## Your objective
Scan the data for lines with "Ujian" and report the count by itself.

-- Start of Dataset --

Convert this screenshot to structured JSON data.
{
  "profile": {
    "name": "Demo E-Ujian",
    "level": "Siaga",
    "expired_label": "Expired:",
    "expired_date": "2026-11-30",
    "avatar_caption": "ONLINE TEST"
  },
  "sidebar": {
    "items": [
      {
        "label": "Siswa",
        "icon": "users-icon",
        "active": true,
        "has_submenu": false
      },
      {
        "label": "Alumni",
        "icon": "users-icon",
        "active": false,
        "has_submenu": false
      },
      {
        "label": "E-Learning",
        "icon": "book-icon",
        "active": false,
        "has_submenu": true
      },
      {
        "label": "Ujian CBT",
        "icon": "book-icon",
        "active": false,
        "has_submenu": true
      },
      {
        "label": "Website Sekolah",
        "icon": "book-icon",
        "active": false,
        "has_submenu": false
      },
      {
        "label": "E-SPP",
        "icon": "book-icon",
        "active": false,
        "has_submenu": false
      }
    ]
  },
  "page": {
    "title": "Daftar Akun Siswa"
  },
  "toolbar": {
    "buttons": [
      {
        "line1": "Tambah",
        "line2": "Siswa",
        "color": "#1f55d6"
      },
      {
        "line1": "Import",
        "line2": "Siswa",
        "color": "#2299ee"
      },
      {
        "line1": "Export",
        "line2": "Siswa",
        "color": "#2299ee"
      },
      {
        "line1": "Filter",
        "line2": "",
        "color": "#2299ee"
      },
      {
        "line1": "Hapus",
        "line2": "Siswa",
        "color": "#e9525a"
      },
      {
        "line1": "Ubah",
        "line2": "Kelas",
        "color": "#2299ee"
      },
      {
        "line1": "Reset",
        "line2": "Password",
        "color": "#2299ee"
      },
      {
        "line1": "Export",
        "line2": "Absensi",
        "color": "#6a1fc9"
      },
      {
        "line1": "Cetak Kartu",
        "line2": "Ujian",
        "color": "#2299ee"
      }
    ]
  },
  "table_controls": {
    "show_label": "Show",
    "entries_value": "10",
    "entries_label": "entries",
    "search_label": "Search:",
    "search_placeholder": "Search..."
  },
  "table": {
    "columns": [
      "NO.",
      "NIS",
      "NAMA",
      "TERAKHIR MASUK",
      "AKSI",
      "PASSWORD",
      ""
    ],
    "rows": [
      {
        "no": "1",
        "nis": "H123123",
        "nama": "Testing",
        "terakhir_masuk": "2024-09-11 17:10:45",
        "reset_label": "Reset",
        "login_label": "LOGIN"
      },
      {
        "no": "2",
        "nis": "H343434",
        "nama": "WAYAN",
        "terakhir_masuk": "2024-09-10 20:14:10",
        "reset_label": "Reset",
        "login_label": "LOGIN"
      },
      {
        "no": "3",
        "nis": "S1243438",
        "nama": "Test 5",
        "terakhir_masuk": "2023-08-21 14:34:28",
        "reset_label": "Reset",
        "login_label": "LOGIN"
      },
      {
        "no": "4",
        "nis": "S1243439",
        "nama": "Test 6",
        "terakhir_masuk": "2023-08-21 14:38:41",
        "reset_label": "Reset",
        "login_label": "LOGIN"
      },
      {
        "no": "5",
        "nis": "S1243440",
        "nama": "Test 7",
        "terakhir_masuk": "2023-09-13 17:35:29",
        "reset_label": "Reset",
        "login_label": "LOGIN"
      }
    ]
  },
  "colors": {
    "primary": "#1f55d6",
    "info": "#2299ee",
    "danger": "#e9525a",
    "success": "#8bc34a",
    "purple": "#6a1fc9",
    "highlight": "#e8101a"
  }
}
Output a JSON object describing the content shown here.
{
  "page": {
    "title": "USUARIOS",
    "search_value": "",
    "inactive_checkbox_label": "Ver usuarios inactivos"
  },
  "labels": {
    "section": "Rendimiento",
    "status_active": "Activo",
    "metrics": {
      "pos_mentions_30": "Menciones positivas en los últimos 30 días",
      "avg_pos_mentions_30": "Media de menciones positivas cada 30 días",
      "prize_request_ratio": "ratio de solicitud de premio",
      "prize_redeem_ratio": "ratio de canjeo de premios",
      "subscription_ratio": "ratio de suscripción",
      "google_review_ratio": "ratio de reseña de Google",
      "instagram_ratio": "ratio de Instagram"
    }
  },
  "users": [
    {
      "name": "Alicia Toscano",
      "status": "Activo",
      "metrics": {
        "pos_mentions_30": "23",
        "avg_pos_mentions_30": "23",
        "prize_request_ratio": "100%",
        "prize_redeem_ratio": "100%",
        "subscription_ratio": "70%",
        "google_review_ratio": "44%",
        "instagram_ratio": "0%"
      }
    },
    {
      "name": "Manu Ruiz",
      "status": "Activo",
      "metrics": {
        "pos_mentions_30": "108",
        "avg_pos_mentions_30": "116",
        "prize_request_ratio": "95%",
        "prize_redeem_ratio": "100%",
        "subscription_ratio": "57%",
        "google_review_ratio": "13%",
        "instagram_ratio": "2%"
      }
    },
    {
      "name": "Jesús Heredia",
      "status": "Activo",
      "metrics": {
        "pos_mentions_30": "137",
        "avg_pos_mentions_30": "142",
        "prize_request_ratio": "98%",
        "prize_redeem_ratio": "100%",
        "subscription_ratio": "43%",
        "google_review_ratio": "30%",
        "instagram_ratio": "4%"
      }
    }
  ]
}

-- End of Dataset --

## Solution
3